* Set problem: What do the lines from the one containing "Serialize everything readable" through the end of the entries say? Quote them exactly, and only them.

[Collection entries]
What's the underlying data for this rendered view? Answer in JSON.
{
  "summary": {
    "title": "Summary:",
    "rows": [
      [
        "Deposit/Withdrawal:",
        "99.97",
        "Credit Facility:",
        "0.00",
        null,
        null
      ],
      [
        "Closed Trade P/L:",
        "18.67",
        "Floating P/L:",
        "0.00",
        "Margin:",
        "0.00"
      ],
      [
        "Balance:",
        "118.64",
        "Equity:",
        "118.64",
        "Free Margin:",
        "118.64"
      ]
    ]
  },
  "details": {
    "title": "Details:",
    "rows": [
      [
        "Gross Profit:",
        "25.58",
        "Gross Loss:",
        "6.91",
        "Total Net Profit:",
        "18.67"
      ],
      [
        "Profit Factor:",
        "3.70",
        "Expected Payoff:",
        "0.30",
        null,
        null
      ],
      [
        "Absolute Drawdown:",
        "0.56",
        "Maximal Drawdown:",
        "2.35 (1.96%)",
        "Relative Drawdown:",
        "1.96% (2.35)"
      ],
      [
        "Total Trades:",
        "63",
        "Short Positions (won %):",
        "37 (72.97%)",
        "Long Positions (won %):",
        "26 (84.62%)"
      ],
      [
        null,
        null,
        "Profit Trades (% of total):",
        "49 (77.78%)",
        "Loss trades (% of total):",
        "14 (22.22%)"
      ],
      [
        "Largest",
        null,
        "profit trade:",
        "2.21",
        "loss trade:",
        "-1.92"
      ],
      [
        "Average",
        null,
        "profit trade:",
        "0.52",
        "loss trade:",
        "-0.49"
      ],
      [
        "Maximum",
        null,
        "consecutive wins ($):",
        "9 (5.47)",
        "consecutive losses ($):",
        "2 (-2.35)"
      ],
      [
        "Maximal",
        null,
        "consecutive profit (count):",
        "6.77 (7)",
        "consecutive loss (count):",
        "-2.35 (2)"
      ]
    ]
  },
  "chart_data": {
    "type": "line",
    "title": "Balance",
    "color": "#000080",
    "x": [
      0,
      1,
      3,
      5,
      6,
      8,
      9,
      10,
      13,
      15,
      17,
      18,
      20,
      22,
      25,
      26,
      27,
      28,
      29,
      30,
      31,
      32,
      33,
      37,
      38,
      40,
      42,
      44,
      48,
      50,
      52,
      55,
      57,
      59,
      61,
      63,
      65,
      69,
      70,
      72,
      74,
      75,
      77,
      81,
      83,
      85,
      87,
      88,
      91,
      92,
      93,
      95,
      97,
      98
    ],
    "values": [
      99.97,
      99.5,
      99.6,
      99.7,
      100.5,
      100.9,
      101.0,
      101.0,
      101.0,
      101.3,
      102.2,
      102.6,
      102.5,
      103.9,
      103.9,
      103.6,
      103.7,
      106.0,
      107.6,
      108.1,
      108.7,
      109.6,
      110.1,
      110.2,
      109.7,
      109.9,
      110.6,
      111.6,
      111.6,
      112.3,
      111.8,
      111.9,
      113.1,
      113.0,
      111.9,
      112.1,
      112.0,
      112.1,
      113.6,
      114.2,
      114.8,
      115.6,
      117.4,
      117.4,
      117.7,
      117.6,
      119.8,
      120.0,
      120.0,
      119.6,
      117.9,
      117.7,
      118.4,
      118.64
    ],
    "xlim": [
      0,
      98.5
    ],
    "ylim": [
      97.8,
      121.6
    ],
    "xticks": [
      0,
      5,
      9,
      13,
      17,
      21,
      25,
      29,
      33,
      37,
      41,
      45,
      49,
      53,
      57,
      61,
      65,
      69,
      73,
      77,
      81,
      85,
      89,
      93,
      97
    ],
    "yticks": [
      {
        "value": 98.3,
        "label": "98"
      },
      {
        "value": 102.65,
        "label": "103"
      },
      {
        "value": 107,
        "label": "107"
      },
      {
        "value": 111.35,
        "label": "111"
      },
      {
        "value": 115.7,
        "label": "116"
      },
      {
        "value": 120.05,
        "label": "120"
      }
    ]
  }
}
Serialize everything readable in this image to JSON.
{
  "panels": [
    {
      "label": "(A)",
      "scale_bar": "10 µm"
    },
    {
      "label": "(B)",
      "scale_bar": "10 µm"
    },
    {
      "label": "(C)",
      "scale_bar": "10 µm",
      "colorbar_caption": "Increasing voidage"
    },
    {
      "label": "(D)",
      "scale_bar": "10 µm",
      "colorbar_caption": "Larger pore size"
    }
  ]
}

* Output of the task:
Serialize everything readable in this image to JSON.
{
  "panels": [
    {
      "label": "(A)",
      "scale_bar": "10 µm"
    },
    {
      "label": "(B)",
      "scale_bar": "10 µm"
    },
    {
      "label": "(C)",
      "scale_bar": "10 µm",
      "colorbar_caption": "Increasing voidage"
    },
    {
      "label": "(D)",
      "scale_bar": "10 µm",
      "colorbar_caption": "Larger pore size"
    }
  ]
}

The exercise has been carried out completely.